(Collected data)
- - -

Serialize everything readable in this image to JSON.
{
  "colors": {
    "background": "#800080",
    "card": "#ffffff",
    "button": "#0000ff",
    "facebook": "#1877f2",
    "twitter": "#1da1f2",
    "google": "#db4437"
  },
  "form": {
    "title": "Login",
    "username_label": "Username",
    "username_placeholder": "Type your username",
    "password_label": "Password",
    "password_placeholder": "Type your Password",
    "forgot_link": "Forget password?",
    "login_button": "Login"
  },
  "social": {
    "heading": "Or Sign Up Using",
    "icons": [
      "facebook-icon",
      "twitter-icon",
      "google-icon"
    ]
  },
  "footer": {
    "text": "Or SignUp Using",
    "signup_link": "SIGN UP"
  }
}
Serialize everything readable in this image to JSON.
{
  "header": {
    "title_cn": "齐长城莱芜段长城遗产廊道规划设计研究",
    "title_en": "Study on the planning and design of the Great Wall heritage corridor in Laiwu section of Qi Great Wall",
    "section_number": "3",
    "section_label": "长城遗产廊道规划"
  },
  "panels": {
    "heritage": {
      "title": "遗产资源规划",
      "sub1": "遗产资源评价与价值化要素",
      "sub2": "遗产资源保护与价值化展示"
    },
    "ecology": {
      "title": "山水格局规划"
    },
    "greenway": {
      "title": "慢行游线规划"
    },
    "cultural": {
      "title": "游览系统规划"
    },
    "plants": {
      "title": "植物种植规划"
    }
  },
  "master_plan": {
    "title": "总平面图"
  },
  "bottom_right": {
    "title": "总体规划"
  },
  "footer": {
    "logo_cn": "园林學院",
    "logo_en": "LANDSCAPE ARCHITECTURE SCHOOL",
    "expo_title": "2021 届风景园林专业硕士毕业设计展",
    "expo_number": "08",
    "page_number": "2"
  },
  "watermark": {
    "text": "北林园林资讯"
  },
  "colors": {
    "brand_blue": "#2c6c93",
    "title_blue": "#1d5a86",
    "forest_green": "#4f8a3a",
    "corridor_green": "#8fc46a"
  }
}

- - -

- SHORT TASK
Extract the whole listing, character for character.

- EXERCISE OUTPUT
Serialize everything readable in this image to JSON.
{
  "colors": {
    "background": "#800080",
    "card": "#ffffff",
    "button": "#0000ff",
    "facebook": "#1877f2",
    "twitter": "#1da1f2",
    "google": "#db4437"
  },
  "form": {
    "title": "Login",
    "username_label": "Username",
    "username_placeholder": "Type your username",
    "password_label": "Password",
    "password_placeholder": "Type your Password",
    "forgot_link": "Forget password?",
    "login_button": "Login"
  },
  "social": {
    "heading": "Or Sign Up Using",
    "icons": [
      "facebook-icon",
      "twitter-icon",
      "google-icon"
    ]
  },
  "footer": {
    "text": "Or SignUp Using",
    "signup_link": "SIGN UP"
  }
}
Serialize everything readable in this image to JSON.
{
  "header": {
    "title_cn": "齐长城莱芜段长城遗产廊道规划设计研究",
    "title_en": "Study on the planning and design of the Great Wall heritage corridor in Laiwu section of Qi Great Wall",
    "section_number": "3",
    "section_label": "长城遗产廊道规划"
  },
  "panels": {
    "heritage": {
      "title": "遗产资源规划",
      "sub1": "遗产资源评价与价值化要素",
      "sub2": "遗产资源保护与价值化展示"
    },
    "ecology": {
      "title": "山水格局规划"
    },
    "greenway": {
      "title": "慢行游线规划"
    },
    "cultural": {
      "title": "游览系统规划"
    },
    "plants": {
      "title": "植物种植规划"
    }
  },
  "master_plan": {
    "title": "总平面图"
  },
  "bottom_right": {
    "title": "总体规划"
  },
  "footer": {
    "logo_cn": "园林學院",
    "logo_en": "LANDSCAPE ARCHITECTURE SCHOOL",
    "expo_title": "2021 届风景园林专业硕士毕业设计展",
    "expo_number": "08",
    "page_number": "2"
  },
  "watermark": {
    "text": "北林园林资讯"
  },
  "colors": {
    "brand_blue": "#2c6c93",
    "title_blue": "#1d5a86",
    "forest_green": "#4f8a3a",
    "corridor_green": "#8fc46a"
  }
}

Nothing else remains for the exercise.